* [DATA FOR THIS EXERCISE]:
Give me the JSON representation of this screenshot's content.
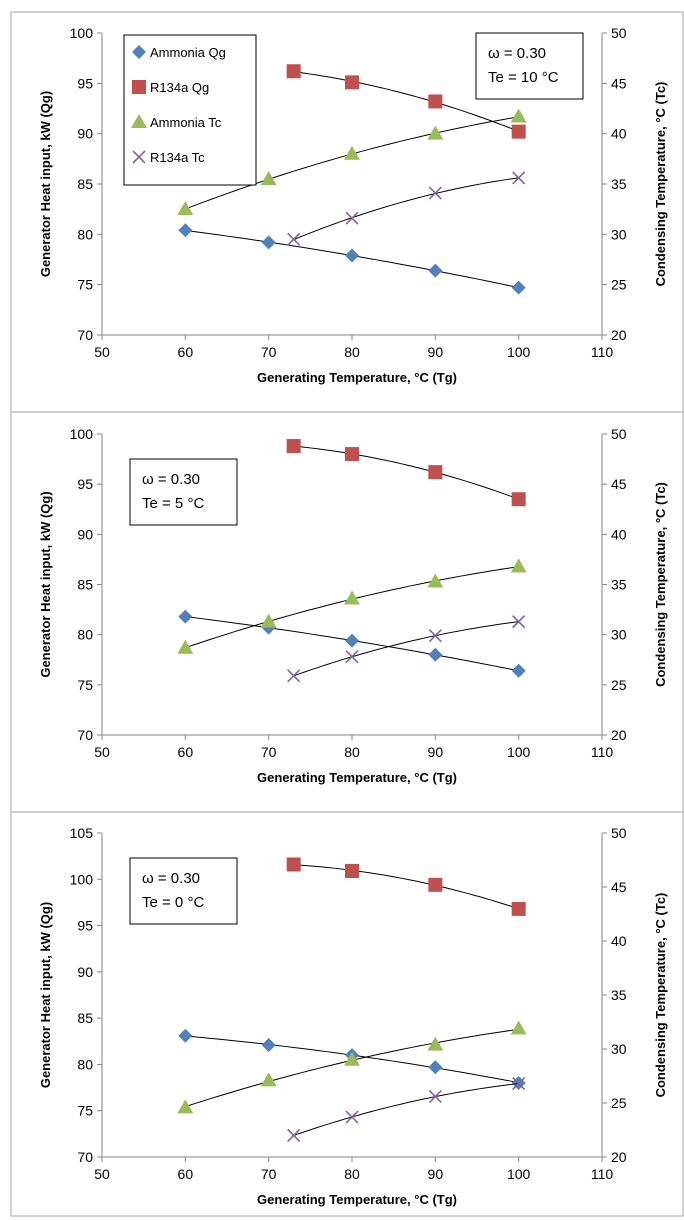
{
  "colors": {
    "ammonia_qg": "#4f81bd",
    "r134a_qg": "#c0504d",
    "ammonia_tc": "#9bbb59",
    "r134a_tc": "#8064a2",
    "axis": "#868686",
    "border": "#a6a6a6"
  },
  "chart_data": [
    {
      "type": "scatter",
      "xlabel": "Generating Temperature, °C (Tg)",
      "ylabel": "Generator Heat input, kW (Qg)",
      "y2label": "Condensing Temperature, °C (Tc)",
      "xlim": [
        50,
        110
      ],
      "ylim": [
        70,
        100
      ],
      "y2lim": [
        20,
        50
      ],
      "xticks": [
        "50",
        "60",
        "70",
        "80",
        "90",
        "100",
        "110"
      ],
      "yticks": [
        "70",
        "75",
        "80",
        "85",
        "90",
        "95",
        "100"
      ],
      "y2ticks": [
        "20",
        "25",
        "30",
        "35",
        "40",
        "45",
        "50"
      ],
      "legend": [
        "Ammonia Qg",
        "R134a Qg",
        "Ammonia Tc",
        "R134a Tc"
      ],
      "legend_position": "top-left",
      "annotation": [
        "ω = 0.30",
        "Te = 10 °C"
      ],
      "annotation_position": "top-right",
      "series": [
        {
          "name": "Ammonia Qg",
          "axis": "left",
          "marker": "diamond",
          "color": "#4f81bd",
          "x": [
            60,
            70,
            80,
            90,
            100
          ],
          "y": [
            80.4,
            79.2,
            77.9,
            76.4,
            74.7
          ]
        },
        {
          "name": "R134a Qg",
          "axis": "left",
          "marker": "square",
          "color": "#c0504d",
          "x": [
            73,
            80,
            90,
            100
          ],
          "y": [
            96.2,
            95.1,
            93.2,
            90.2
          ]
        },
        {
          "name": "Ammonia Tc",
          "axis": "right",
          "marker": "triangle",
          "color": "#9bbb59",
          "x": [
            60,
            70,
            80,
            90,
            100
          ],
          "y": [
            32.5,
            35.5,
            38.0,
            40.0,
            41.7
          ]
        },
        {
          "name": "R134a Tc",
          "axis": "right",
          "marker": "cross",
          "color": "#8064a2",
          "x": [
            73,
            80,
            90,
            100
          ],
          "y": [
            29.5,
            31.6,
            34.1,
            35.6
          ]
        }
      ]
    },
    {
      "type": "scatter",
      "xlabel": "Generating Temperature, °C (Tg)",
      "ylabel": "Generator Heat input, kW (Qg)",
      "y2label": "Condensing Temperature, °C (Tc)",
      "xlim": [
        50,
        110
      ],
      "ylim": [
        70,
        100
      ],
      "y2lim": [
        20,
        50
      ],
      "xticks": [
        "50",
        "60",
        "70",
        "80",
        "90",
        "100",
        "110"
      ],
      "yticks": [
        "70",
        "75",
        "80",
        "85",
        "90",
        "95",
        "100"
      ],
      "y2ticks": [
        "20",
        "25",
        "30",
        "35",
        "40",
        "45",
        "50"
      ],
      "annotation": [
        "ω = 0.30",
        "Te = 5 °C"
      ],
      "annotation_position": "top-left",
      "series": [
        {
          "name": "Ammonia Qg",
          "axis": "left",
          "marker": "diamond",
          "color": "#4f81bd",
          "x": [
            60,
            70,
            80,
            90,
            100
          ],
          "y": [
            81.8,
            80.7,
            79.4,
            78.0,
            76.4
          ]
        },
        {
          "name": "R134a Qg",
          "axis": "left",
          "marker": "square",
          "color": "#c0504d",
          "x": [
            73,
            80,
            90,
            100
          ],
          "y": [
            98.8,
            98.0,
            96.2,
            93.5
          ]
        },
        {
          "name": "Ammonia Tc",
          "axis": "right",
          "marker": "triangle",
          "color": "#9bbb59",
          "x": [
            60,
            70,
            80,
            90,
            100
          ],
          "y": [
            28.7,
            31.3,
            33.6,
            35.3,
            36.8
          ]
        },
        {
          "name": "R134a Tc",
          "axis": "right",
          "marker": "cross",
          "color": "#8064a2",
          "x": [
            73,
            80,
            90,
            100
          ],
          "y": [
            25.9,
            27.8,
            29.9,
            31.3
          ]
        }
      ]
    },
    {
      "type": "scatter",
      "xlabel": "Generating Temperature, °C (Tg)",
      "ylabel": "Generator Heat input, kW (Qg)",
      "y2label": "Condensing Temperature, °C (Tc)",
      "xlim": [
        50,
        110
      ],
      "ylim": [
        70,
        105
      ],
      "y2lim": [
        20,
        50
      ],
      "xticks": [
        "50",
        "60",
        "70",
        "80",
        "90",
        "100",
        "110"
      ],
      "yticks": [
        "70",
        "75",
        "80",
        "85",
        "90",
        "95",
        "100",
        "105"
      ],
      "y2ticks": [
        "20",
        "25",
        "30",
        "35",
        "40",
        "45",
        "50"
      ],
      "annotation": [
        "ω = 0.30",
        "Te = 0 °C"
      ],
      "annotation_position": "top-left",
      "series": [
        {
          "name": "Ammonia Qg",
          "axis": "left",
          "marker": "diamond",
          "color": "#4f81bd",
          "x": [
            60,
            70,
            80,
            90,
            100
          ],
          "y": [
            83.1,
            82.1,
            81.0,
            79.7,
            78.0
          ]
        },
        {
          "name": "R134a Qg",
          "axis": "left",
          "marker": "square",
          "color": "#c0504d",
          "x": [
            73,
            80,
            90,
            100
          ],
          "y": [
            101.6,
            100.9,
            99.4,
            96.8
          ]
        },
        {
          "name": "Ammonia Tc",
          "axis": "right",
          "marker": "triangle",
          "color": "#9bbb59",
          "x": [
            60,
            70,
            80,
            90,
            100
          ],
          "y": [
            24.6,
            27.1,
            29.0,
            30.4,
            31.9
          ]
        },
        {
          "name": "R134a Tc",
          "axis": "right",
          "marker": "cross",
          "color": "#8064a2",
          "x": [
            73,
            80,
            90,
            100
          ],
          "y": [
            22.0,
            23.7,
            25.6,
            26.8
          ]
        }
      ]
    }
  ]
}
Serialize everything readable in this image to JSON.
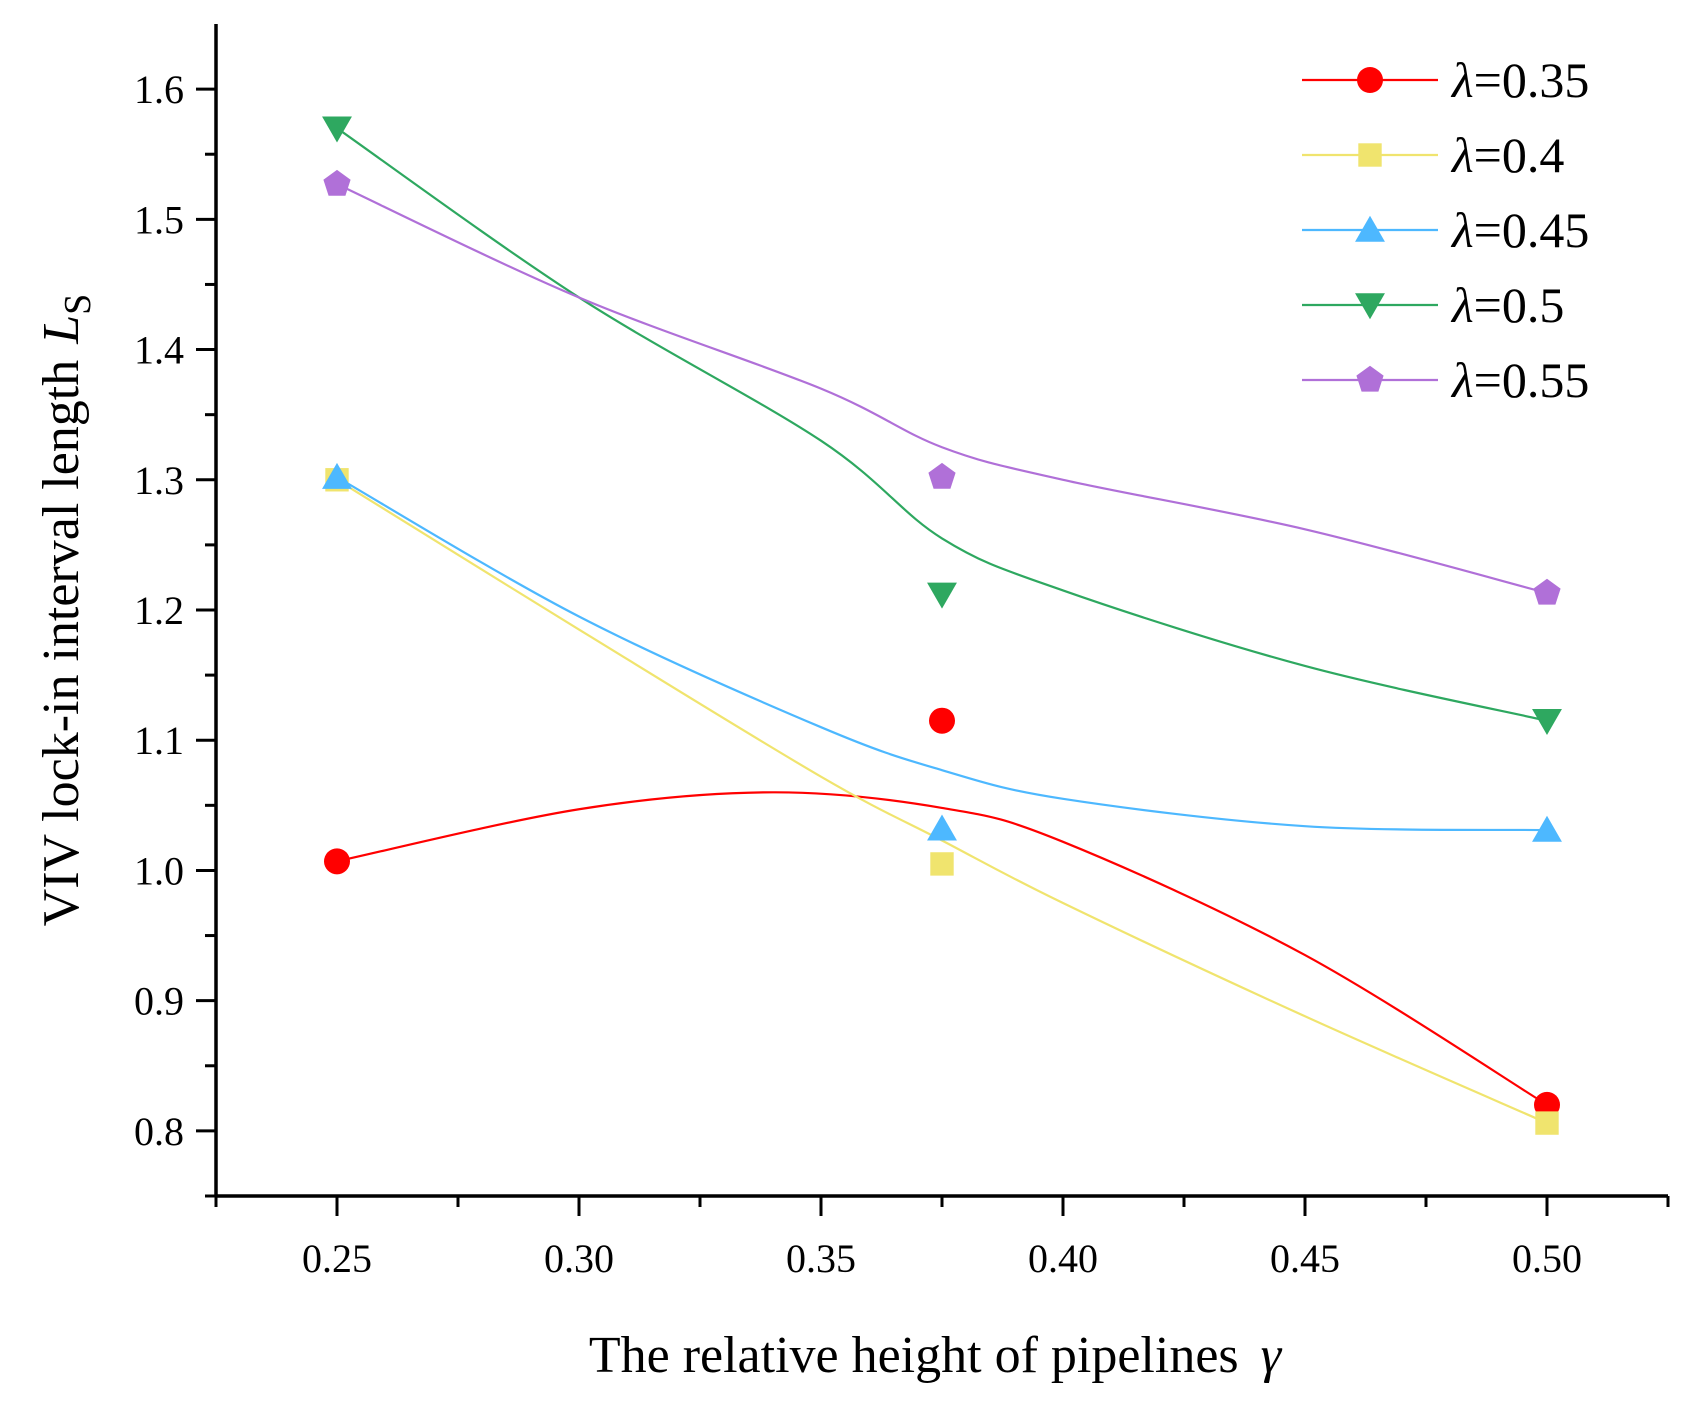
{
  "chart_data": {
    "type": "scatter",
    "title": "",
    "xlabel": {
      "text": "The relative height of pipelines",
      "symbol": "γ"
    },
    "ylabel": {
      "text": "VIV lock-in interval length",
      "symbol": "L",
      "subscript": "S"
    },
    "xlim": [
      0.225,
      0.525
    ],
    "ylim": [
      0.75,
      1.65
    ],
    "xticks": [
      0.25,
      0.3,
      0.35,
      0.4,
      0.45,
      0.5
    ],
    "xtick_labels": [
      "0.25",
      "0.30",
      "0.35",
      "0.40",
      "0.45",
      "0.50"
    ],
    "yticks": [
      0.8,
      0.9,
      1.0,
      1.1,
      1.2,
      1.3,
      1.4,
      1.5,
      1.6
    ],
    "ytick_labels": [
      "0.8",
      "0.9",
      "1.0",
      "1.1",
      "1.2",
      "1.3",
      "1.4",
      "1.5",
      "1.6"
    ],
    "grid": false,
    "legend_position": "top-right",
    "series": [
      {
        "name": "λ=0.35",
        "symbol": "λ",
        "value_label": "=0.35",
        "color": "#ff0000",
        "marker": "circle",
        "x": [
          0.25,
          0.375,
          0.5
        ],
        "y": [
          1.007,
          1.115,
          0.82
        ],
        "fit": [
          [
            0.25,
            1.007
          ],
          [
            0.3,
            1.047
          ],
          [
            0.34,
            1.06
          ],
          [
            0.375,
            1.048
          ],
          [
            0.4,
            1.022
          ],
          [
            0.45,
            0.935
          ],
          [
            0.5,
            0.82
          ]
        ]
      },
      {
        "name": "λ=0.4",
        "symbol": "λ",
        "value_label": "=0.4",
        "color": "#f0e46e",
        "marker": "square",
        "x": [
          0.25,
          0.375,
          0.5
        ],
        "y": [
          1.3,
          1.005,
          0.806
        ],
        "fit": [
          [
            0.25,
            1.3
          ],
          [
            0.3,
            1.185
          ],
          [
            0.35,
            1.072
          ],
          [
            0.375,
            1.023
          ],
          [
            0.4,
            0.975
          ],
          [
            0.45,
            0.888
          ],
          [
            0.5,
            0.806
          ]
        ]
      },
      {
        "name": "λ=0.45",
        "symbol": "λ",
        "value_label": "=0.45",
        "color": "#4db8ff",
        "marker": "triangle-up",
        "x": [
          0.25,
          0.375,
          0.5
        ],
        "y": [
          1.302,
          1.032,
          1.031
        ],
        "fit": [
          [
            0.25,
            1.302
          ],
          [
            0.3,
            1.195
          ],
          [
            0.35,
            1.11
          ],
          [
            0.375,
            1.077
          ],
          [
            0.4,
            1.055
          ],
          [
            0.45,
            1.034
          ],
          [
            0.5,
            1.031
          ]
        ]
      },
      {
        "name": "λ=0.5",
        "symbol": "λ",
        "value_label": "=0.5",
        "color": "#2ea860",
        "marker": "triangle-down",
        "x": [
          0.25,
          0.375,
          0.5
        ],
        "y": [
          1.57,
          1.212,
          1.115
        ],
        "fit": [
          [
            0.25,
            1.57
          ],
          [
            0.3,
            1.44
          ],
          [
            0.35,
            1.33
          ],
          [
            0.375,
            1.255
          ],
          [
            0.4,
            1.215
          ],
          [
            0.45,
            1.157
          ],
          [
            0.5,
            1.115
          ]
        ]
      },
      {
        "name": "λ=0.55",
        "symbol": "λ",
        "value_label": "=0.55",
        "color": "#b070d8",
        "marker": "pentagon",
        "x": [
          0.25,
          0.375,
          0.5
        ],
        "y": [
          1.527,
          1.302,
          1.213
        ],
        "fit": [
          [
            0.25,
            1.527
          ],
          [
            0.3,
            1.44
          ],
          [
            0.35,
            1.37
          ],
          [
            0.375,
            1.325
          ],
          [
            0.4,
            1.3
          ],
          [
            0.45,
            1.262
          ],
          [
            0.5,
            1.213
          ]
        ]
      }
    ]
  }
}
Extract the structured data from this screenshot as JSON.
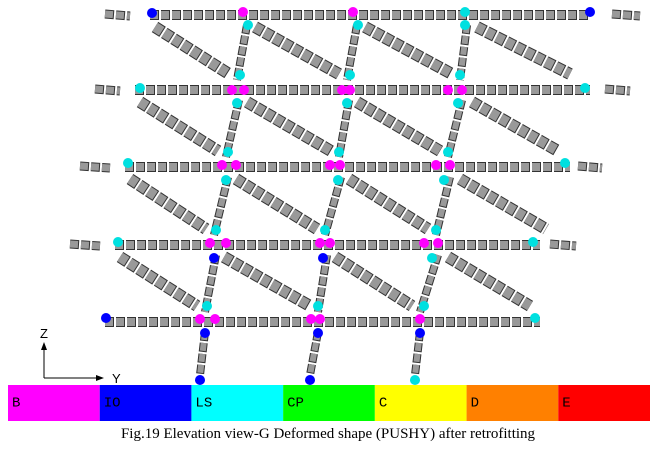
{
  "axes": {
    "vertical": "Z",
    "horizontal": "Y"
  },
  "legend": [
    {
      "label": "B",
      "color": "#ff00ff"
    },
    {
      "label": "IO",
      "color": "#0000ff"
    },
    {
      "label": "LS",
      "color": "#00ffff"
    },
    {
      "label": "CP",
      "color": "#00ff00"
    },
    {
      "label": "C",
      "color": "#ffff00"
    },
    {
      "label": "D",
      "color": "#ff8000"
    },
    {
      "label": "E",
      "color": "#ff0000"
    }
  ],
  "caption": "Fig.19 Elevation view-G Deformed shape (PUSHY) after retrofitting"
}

* [WRITTEN REQUEST]: State the number of lines holding the word "text" in the listing. Add nothing else.

* [EXERCISE SOLUTION]: 2